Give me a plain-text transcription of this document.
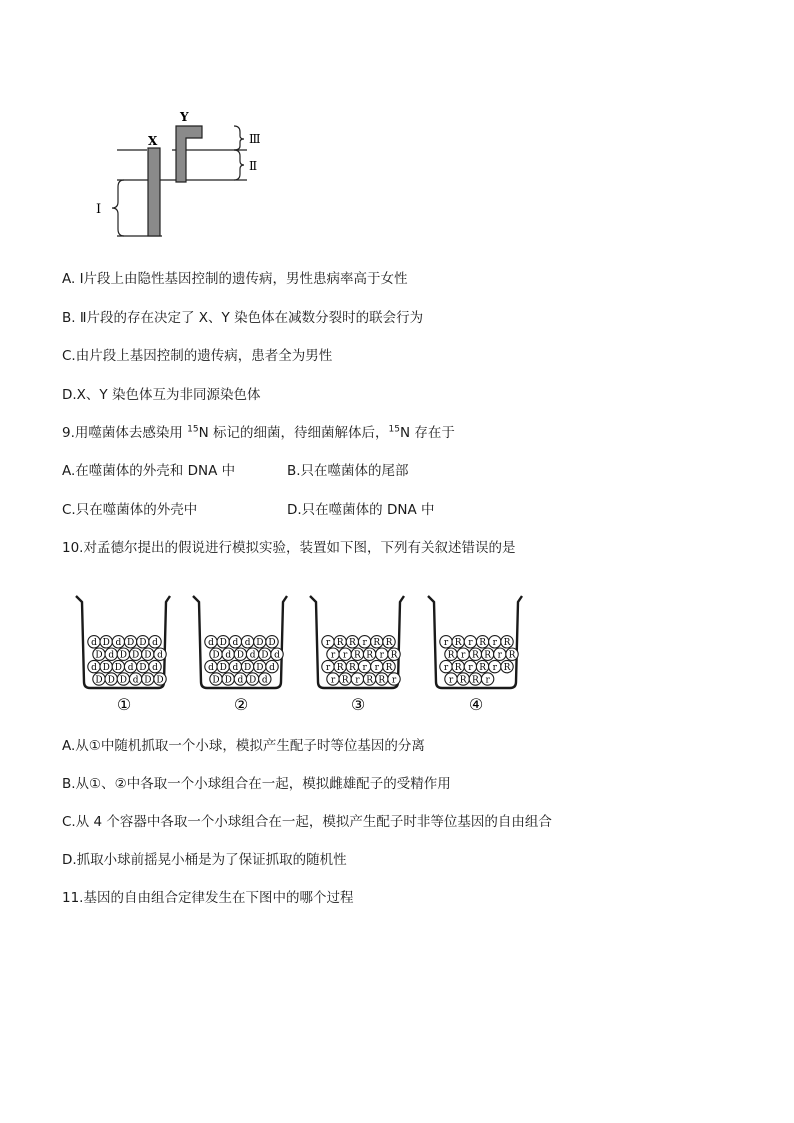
X
Y
Ⅲ
Ⅱ
Ⅰ
A. Ⅰ片段上由隐性基因控制的遗传病，男性患病率高于女性
B. Ⅱ片段的存在决定了 X、Y 染色体在减数分裂时的联会行为
C.由片段上基因控制的遗传病，患者全为男性
D.X、Y 染色体互为非同源染色体
9.用噬菌体去感染用 $^{15}$N 标记的细菌，待细菌解体后，$^{15}$N 存在于
A.在噬菌体的外壳和 DNA 中	B.只在噬菌体的尾部
C.只在噬菌体的外壳中	D.只在噬菌体的 DNA 中
10.对孟德尔提出的假说进行模拟实验，装置如下图，下列有关叙述错误的是
d D d D D d
D d D D D d
d D D d D d
D D D d D D
①
d D d d D D
D d D d D d
d D d D D d
D D d D d
②
r R R r R R
r r R R r R
r R R r r R
r R r R R r
③
r R r R r R
R r R R r R
r R r R r R
r R R r
④
A.从①中随机抓取一个小球，模拟产生配子时等位基因的分离
B.从①、②中各取一个小球组合在一起，模拟雌雄配子的受精作用
C.从 4 个容器中各取一个小球组合在一起，模拟产生配子时非等位基因的自由组合
D.抓取小球前摇晃小桶是为了保证抓取的随机性
11.基因的自由组合定律发生在下图中的哪个过程
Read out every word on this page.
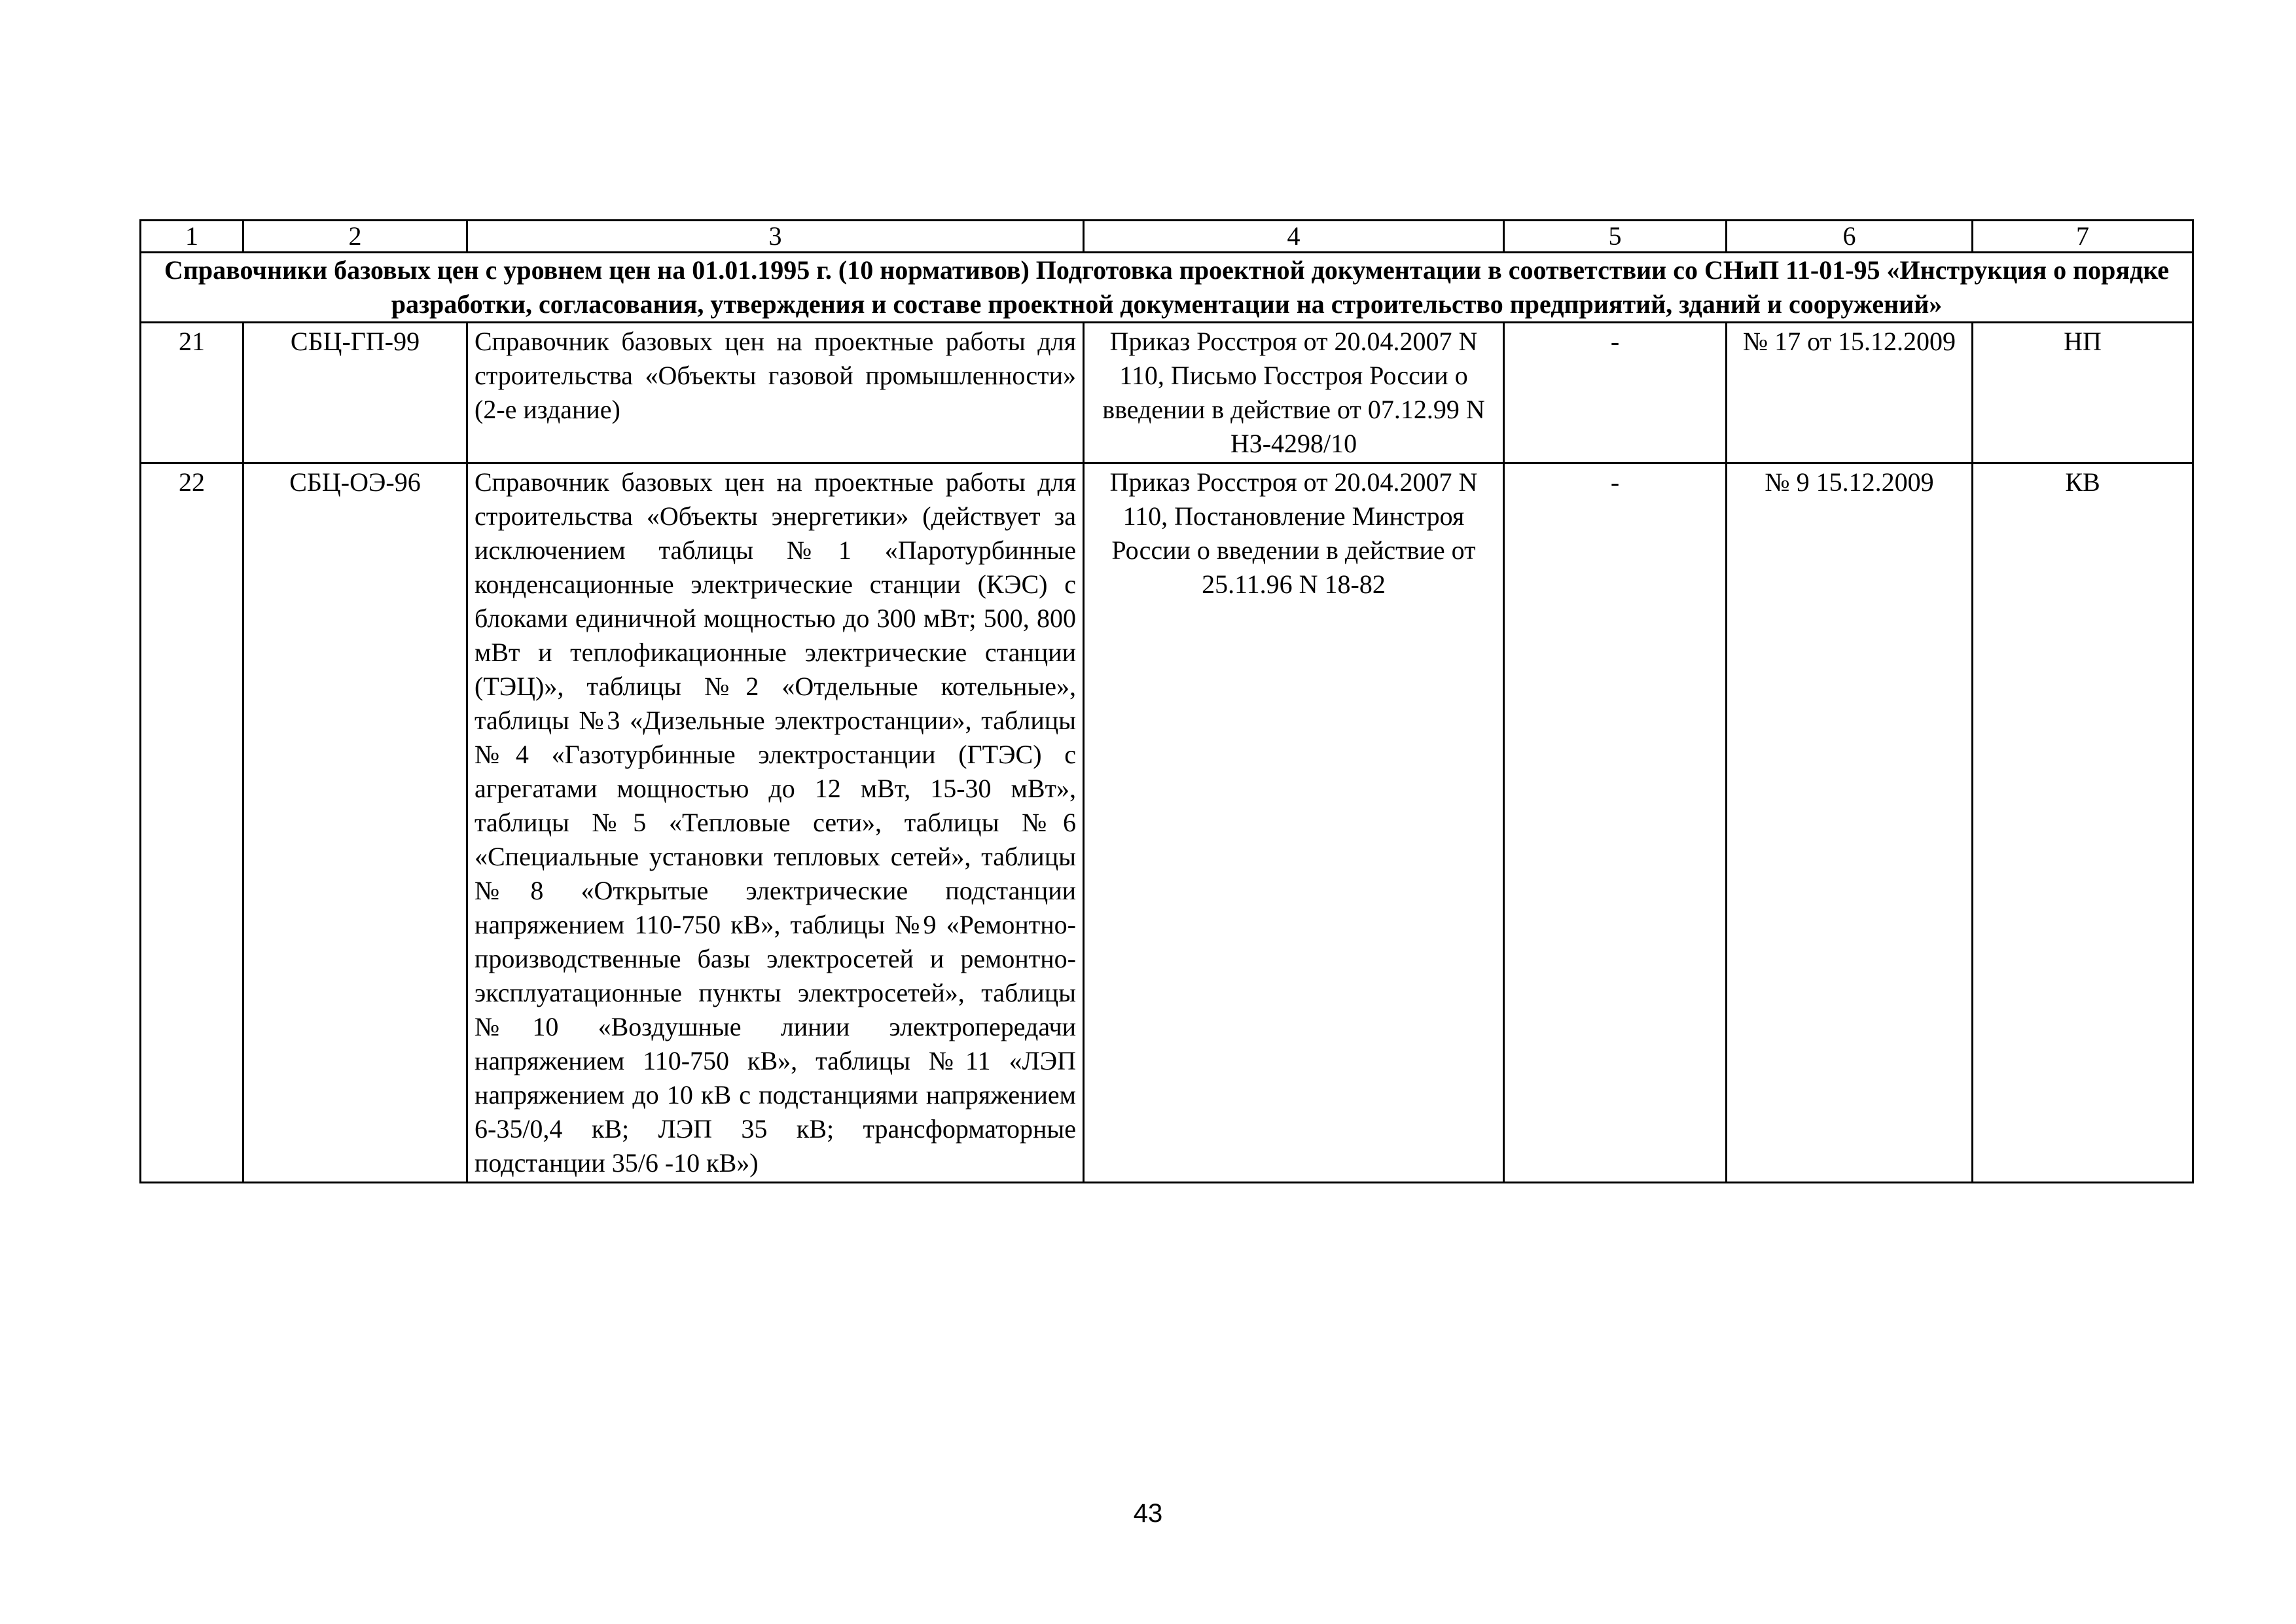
1	2	3	4	5	6	7
Справочники базовых цен с уровнем цен на 01.01.1995 г. (10 нормативов) Подготовка проектной документации в соответствии со СНиП 11-01-95 «Инструкция о порядке разработки, согласования, утверждения и составе проектной документации на строительство предприятий, зданий и сооружений»						
21	СБЦ-ГП-99	Справочник базовых цен на проектные работы для строительства «Объекты газовой промышленности» (2-е издание)	Приказ Росстроя от 20.04.2007 N 110, Письмо Госстроя России о введении в действие от 07.12.99 N НЗ-4298/10	-	№ 17 от 15.12.2009	НП
22	СБЦ-ОЭ-96	Справочник базовых цен на проектные работы для строительства «Объекты энергетики» (действует за исключением таблицы №1 «Паротурбинные конденсационные электрические станции (КЭС) с блоками единичной мощностью до 300 мВт; 500, 800 мВт и теплофикационные электрические станции (ТЭЦ)», таблицы №2 «Отдельные котельные», таблицы №3 «Дизельные электростанции», таблицы №4 «Газотурбинные электростанции (ГТЭС) с агрегатами мощностью до 12 мВт, 15-30 мВт», таблицы №5 «Тепловые сети», таблицы №6 «Специальные установки тепловых сетей», таблицы №8 «Открытые электрические подстанции напряжением 110-750 кВ», таблицы №9 «Ремонтно-производственные базы электросетей и ремонтно-эксплуатационные пункты электросетей», таблицы №10 «Воздушные линии электропередачи напряжением 110-750 кВ», таблицы №11 «ЛЭП напряжением до 10 кВ с подстанциями напряжением 6-35/0,4 кВ; ЛЭП 35 кВ; трансформаторные подстанции 35/6 -10 кВ»)	Приказ Росстроя от 20.04.2007 N 110, Постановление Минстроя России о введении в действие от 25.11.96 N 18-82	-	№ 9 15.12.2009	КВ
43
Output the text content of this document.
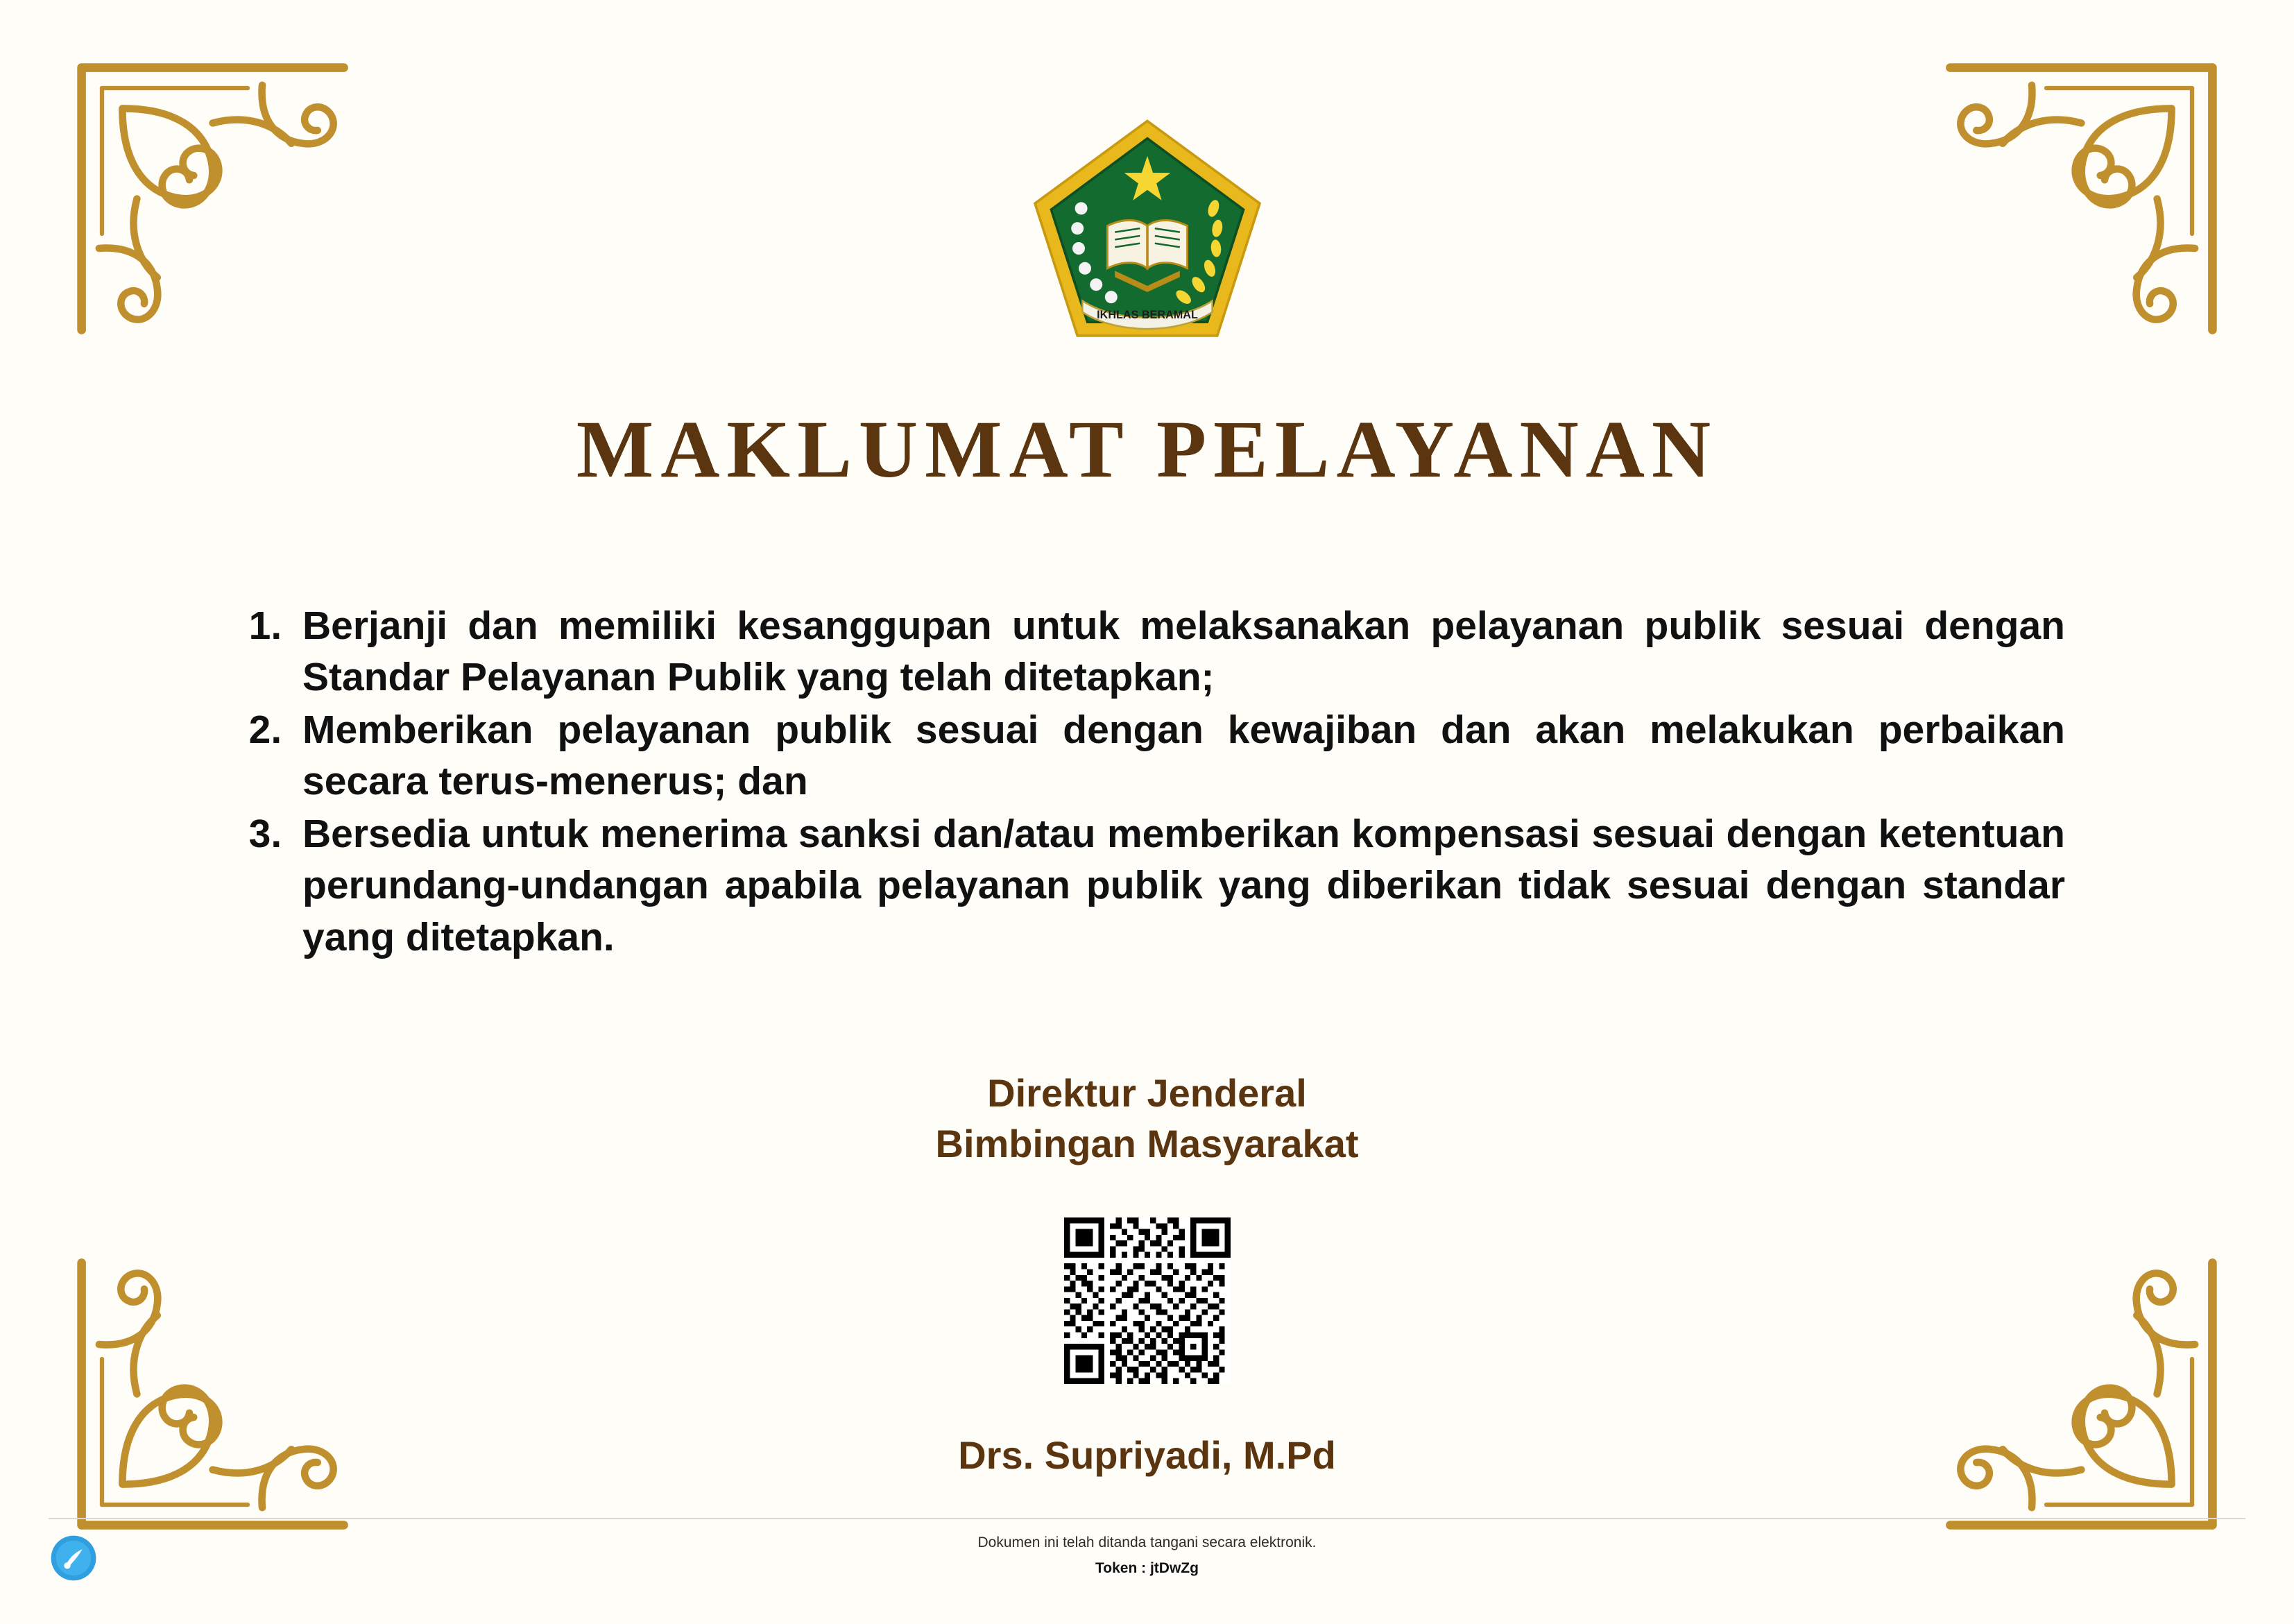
IKHLAS BERAMAL
MAKLUMAT PELAYANAN
1. Berjanji dan memiliki kesanggupan untuk melaksanakan pelayanan publik sesuai dengan Standar Pelayanan Publik yang telah ditetapkan;
2. Memberikan pelayanan publik sesuai dengan kewajiban dan akan melakukan perbaikan secara terus-menerus; dan
3. Bersedia untuk menerima sanksi dan/atau memberikan kompensasi sesuai dengan ketentuan perundang-undangan apabila pelayanan publik yang diberikan tidak sesuai dengan standar yang ditetapkan.
Direktur Jenderal
Bimbingan Masyarakat
Drs. Supriyadi, M.Pd
Dokumen ini telah ditanda tangani secara elektronik.
Token : jtDwZg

[Job]
Write out the records above exactly as they stand, leaving out every picture.

[Result below]
Give me a plain-text transcription of this document.
X
Y
Ⅲ
Ⅱ
Ⅰ
A. Ⅰ片段上由隐性基因控制的遗传病，男性患病率高于女性
B. Ⅱ片段的存在决定了 X、Y 染色体在减数分裂时的联会行为
C.由片段上基因控制的遗传病，患者全为男性
D.X、Y 染色体互为非同源染色体
9.用噬菌体去感染用 $^{15}$N 标记的细菌，待细菌解体后，$^{15}$N 存在于
A.在噬菌体的外壳和 DNA 中	B.只在噬菌体的尾部
C.只在噬菌体的外壳中	D.只在噬菌体的 DNA 中
10.对孟德尔提出的假说进行模拟实验，装置如下图，下列有关叙述错误的是
d D d D D d
D d D D D d
d D D d D d
D D D d D D
①
d D d d D D
D d D d D d
d D d D D d
D D d D d
②
r R R r R R
r r R R r R
r R R r r R
r R r R R r
③
r R r R r R
R r R R r R
r R r R r R
r R R r
④
A.从①中随机抓取一个小球，模拟产生配子时等位基因的分离
B.从①、②中各取一个小球组合在一起，模拟雌雄配子的受精作用
C.从 4 个容器中各取一个小球组合在一起，模拟产生配子时非等位基因的自由组合
D.抓取小球前摇晃小桶是为了保证抓取的随机性
11.基因的自由组合定律发生在下图中的哪个过程
Read out every word on this page.
1	2	3	4	5	6	7
Справочники базовых цен с уровнем цен на 01.01.1995 г. (10 нормативов) Подготовка проектной документации в соответствии со СНиП 11-01-95 «Инструкция о порядке разработки, согласования, утверждения и составе проектной документации на строительство предприятий, зданий и сооружений»						
21	СБЦ-ГП-99	Справочник базовых цен на проектные работы для строительства «Объекты газовой промышленности» (2-е издание)	Приказ Росстроя от 20.04.2007 N 110, Письмо Госстроя России о введении в действие от 07.12.99 N НЗ-4298/10	-	№ 17 от 15.12.2009	НП
22	СБЦ-ОЭ-96	Справочник базовых цен на проектные работы для строительства «Объекты энергетики» (действует за исключением таблицы №1 «Паротурбинные конденсационные электрические станции (КЭС) с блоками единичной мощностью до 300 мВт; 500, 800 мВт и теплофикационные электрические станции (ТЭЦ)», таблицы №2 «Отдельные котельные», таблицы №3 «Дизельные электростанции», таблицы №4 «Газотурбинные электростанции (ГТЭС) с агрегатами мощностью до 12 мВт, 15-30 мВт», таблицы №5 «Тепловые сети», таблицы №6 «Специальные установки тепловых сетей», таблицы №8 «Открытые электрические подстанции напряжением 110-750 кВ», таблицы №9 «Ремонтно-производственные базы электросетей и ремонтно-эксплуатационные пункты электросетей», таблицы №10 «Воздушные линии электропередачи напряжением 110-750 кВ», таблицы №11 «ЛЭП напряжением до 10 кВ с подстанциями напряжением 6-35/0,4 кВ; ЛЭП 35 кВ; трансформаторные подстанции 35/6 -10 кВ»)	Приказ Росстроя от 20.04.2007 N 110, Постановление Минстроя России о введении в действие от 25.11.96 N 18-82	-	№ 9 15.12.2009	КВ
43
Output the text content of this document.
IKHLAS BERAMAL
MAKLUMAT PELAYANAN
1. Berjanji dan memiliki kesanggupan untuk melaksanakan pelayanan publik sesuai dengan Standar Pelayanan Publik yang telah ditetapkan;
2. Memberikan pelayanan publik sesuai dengan kewajiban dan akan melakukan perbaikan secara terus-menerus; dan
3. Bersedia untuk menerima sanksi dan/atau memberikan kompensasi sesuai dengan ketentuan perundang-undangan apabila pelayanan publik yang diberikan tidak sesuai dengan standar yang ditetapkan.
Direktur Jenderal
Bimbingan Masyarakat
Drs. Supriyadi, M.Pd
Dokumen ini telah ditanda tangani secara elektronik.
Token : jtDwZg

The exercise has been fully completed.